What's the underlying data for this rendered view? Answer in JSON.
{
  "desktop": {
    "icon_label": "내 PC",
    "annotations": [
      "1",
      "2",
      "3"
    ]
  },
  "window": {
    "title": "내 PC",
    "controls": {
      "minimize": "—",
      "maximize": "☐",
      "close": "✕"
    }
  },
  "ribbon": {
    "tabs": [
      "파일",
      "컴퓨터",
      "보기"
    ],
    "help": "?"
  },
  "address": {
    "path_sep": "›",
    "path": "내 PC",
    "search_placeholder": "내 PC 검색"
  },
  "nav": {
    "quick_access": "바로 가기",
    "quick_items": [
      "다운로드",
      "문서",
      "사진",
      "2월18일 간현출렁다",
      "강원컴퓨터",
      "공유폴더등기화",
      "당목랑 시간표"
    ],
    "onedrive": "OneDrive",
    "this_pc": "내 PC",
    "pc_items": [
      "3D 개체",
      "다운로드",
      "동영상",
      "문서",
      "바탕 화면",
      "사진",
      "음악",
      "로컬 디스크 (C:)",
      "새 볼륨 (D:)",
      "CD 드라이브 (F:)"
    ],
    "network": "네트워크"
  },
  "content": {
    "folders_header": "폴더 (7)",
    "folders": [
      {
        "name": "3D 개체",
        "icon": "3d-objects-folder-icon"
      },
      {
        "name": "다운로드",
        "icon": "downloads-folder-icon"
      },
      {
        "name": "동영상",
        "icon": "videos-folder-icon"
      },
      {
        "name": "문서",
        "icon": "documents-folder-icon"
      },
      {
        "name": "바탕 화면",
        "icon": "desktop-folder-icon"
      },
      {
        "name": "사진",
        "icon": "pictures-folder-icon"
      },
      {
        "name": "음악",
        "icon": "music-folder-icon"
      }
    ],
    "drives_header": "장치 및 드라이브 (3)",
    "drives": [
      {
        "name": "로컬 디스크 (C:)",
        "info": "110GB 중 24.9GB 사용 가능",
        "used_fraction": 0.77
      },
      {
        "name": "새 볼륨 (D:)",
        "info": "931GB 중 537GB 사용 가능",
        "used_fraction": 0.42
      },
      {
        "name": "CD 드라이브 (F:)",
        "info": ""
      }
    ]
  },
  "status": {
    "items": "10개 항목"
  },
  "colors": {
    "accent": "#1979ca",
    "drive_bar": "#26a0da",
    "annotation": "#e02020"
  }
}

The task: Nothing should be left out: return all of the records exactly.

Complete answer:
What's the underlying data for this rendered view? Answer in JSON.
{
  "desktop": {
    "icon_label": "내 PC",
    "annotations": [
      "1",
      "2",
      "3"
    ]
  },
  "window": {
    "title": "내 PC",
    "controls": {
      "minimize": "—",
      "maximize": "☐",
      "close": "✕"
    }
  },
  "ribbon": {
    "tabs": [
      "파일",
      "컴퓨터",
      "보기"
    ],
    "help": "?"
  },
  "address": {
    "path_sep": "›",
    "path": "내 PC",
    "search_placeholder": "내 PC 검색"
  },
  "nav": {
    "quick_access": "바로 가기",
    "quick_items": [
      "다운로드",
      "문서",
      "사진",
      "2월18일 간현출렁다",
      "강원컴퓨터",
      "공유폴더등기화",
      "당목랑 시간표"
    ],
    "onedrive": "OneDrive",
    "this_pc": "내 PC",
    "pc_items": [
      "3D 개체",
      "다운로드",
      "동영상",
      "문서",
      "바탕 화면",
      "사진",
      "음악",
      "로컬 디스크 (C:)",
      "새 볼륨 (D:)",
      "CD 드라이브 (F:)"
    ],
    "network": "네트워크"
  },
  "content": {
    "folders_header": "폴더 (7)",
    "folders": [
      {
        "name": "3D 개체",
        "icon": "3d-objects-folder-icon"
      },
      {
        "name": "다운로드",
        "icon": "downloads-folder-icon"
      },
      {
        "name": "동영상",
        "icon": "videos-folder-icon"
      },
      {
        "name": "문서",
        "icon": "documents-folder-icon"
      },
      {
        "name": "바탕 화면",
        "icon": "desktop-folder-icon"
      },
      {
        "name": "사진",
        "icon": "pictures-folder-icon"
      },
      {
        "name": "음악",
        "icon": "music-folder-icon"
      }
    ],
    "drives_header": "장치 및 드라이브 (3)",
    "drives": [
      {
        "name": "로컬 디스크 (C:)",
        "info": "110GB 중 24.9GB 사용 가능",
        "used_fraction": 0.77
      },
      {
        "name": "새 볼륨 (D:)",
        "info": "931GB 중 537GB 사용 가능",
        "used_fraction": 0.42
      },
      {
        "name": "CD 드라이브 (F:)",
        "info": ""
      }
    ]
  },
  "status": {
    "items": "10개 항목"
  },
  "colors": {
    "accent": "#1979ca",
    "drive_bar": "#26a0da",
    "annotation": "#e02020"
  }
}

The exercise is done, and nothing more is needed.